#### [Work instructions]
Check each line below for "サロン脱毛" and report how many have it, nothing else.

#### [Records supplied]
┄┄┄┄┄┄┄┄┄┄
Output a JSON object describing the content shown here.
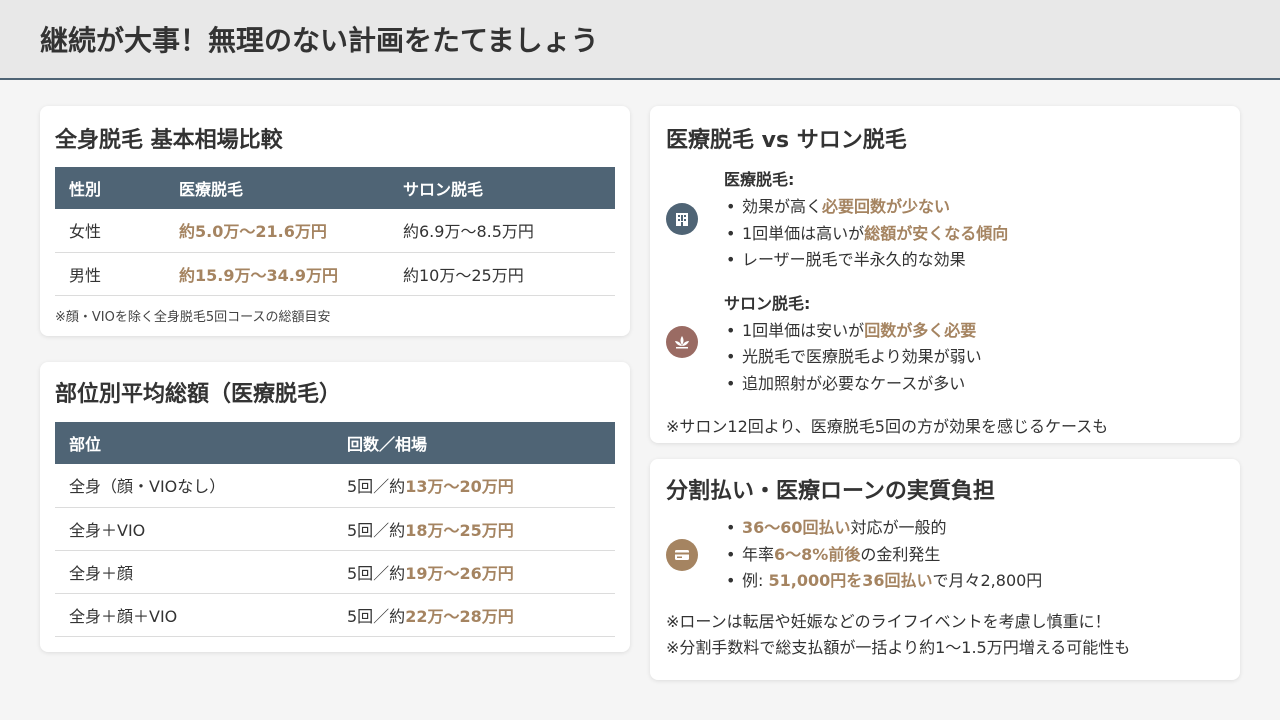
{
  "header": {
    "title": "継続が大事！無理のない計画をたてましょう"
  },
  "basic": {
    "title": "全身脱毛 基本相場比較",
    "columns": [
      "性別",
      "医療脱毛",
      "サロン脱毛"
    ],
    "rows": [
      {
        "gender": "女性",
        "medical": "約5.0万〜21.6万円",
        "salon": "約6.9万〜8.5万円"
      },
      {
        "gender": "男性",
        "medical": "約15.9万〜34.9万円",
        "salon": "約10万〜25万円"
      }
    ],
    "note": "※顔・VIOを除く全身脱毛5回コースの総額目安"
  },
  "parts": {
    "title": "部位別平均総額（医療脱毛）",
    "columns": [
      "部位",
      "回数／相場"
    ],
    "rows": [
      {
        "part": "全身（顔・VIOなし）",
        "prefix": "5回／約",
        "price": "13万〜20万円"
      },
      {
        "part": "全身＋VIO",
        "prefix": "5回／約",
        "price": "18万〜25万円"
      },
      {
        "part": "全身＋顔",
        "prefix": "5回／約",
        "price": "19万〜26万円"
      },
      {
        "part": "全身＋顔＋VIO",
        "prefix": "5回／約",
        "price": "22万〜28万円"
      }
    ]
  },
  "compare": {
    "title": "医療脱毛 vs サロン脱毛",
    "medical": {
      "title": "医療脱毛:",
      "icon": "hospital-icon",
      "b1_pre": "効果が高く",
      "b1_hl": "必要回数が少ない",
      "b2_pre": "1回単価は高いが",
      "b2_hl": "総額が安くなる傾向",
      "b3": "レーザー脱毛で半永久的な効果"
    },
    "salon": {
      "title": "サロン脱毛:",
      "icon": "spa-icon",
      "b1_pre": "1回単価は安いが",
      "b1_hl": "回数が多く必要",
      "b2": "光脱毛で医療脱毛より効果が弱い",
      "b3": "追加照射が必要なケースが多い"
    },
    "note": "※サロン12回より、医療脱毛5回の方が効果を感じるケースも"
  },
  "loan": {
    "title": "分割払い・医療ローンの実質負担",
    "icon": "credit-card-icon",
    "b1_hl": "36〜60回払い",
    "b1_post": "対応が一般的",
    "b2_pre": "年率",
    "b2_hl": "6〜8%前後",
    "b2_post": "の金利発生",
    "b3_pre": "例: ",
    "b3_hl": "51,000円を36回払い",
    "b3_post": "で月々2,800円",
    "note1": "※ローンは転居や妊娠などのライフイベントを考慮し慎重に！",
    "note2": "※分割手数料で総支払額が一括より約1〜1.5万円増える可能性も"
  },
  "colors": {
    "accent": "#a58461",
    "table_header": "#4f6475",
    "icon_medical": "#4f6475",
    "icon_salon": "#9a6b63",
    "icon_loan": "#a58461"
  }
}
┄┄┄┄┄┄┄┄┄┄
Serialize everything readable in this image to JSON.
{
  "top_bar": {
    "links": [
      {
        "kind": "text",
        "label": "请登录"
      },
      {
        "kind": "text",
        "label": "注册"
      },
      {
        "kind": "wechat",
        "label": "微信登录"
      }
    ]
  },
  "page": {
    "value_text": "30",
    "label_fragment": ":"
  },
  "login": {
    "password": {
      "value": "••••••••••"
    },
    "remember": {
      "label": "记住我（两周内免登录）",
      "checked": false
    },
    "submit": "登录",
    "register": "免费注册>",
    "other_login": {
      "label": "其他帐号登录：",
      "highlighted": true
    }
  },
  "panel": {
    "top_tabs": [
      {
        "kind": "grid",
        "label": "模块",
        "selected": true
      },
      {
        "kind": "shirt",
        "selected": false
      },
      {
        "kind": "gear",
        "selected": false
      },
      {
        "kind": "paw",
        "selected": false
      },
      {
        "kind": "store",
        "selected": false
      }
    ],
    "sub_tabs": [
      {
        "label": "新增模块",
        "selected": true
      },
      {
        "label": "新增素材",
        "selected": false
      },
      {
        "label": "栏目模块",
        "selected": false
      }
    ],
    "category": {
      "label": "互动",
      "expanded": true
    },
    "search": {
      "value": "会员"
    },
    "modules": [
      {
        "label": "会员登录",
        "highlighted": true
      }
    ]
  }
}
┄┄┄┄┄┄┄┄┄┄
#### [The reply]
3